» Stored data
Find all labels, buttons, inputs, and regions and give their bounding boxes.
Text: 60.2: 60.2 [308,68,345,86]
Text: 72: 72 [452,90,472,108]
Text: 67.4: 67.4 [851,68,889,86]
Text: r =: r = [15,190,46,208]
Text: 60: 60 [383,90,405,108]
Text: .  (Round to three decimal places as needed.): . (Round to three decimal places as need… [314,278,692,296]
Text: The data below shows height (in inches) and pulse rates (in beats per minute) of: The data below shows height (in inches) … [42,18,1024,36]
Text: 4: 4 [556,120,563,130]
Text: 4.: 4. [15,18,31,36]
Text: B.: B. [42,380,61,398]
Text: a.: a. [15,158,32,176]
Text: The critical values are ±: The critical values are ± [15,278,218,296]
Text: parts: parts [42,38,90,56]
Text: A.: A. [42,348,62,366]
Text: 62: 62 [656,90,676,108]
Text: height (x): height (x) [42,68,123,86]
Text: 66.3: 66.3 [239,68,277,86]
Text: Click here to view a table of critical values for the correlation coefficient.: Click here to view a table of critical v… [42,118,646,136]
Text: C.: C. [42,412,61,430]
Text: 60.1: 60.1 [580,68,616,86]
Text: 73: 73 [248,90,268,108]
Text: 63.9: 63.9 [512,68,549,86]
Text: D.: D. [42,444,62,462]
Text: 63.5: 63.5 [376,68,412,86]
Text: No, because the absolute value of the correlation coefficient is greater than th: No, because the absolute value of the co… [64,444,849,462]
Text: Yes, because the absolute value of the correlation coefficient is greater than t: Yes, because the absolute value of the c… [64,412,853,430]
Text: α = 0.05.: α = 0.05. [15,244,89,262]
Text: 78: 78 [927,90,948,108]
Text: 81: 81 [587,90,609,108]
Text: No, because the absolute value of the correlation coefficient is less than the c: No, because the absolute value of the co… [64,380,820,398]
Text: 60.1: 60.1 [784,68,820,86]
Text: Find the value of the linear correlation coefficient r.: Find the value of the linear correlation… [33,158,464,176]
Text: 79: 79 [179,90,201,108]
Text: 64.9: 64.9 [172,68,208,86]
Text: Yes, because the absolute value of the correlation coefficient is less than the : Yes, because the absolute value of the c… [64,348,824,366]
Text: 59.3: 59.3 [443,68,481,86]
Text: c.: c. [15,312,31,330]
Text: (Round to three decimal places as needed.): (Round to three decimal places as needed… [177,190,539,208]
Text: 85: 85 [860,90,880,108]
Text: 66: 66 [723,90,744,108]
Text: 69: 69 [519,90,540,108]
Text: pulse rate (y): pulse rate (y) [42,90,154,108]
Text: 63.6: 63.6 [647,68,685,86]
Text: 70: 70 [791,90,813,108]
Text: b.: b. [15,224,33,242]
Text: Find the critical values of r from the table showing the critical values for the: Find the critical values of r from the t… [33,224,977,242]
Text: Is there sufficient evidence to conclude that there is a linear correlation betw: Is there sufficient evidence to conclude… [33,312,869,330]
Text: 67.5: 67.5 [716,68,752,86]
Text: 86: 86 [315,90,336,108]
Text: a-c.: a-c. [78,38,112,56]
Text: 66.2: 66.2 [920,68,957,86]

» Goal of the exercise
Swap every "correlation coefficient" in the records for "coefficient r" and reproduce all the lines, with nothing else altered.

» Answer to the task
Find all labels, buttons, inputs, and regions and give their bounding boxes.
Text: 60.2: 60.2 [308,68,345,86]
Text: 72: 72 [452,90,472,108]
Text: 67.4: 67.4 [851,68,889,86]
Text: r =: r = [15,190,46,208]
Text: 60: 60 [383,90,405,108]
Text: .  (Round to three decimal places as needed.): . (Round to three decimal places as need… [314,278,692,296]
Text: The data below shows height (in inches) and pulse rates (in beats per minute) of: The data below shows height (in inches) … [42,18,1024,36]
Text: 4: 4 [556,120,563,130]
Text: 4.: 4. [15,18,31,36]
Text: B.: B. [42,380,61,398]
Text: a.: a. [15,158,32,176]
Text: The critical values are ±: The critical values are ± [15,278,218,296]
Text: parts: parts [42,38,90,56]
Text: A.: A. [42,348,62,366]
Text: 62: 62 [656,90,676,108]
Text: height (x): height (x) [42,68,123,86]
Text: 66.3: 66.3 [239,68,277,86]
Text: Click here to view a table of critical values for the coefficient r.: Click here to view a table of critical v… [42,118,646,136]
Text: C.: C. [42,412,61,430]
Text: 60.1: 60.1 [580,68,616,86]
Text: 73: 73 [248,90,268,108]
Text: 63.9: 63.9 [512,68,549,86]
Text: D.: D. [42,444,62,462]
Text: 63.5: 63.5 [376,68,412,86]
Text: No, because the absolute value of the coefficient r is greater than th: No, because the absolute value of the co… [64,444,849,462]
Text: Yes, because the absolute value of the coefficient r is greater than t: Yes, because the absolute value of the c… [64,412,853,430]
Text: α = 0.05.: α = 0.05. [15,244,89,262]
Text: 78: 78 [927,90,948,108]
Text: 81: 81 [587,90,609,108]
Text: No, because the absolute value of the coefficient r is less than the c: No, because the absolute value of the co… [64,380,820,398]
Text: 60.1: 60.1 [784,68,820,86]
Text: Find the value of the linear coefficient r r.: Find the value of the linear correlation… [33,158,464,176]
Text: 79: 79 [179,90,201,108]
Text: 64.9: 64.9 [172,68,208,86]
Text: Yes, because the absolute value of the coefficient r is less than the : Yes, because the absolute value of the c… [64,348,824,366]
Text: 59.3: 59.3 [443,68,481,86]
Text: c.: c. [15,312,31,330]
Text: (Round to three decimal places as needed.): (Round to three decimal places as needed… [177,190,539,208]
Text: 85: 85 [860,90,880,108]
Text: 66: 66 [723,90,744,108]
Text: 69: 69 [519,90,540,108]
Text: pulse rate (y): pulse rate (y) [42,90,154,108]
Text: 63.6: 63.6 [647,68,685,86]
Text: 70: 70 [791,90,813,108]
Text: b.: b. [15,224,33,242]
Text: Find the critical values of r from the table showing the critical values for the: Find the critical values of r from the t… [33,224,977,242]
Text: Is there sufficient evidence to conclude that there is a linear correlation betw: Is there sufficient evidence to conclude… [33,312,869,330]
Text: 67.5: 67.5 [716,68,752,86]
Text: 86: 86 [315,90,336,108]
Text: a-c.: a-c. [78,38,112,56]
Text: 66.2: 66.2 [920,68,957,86]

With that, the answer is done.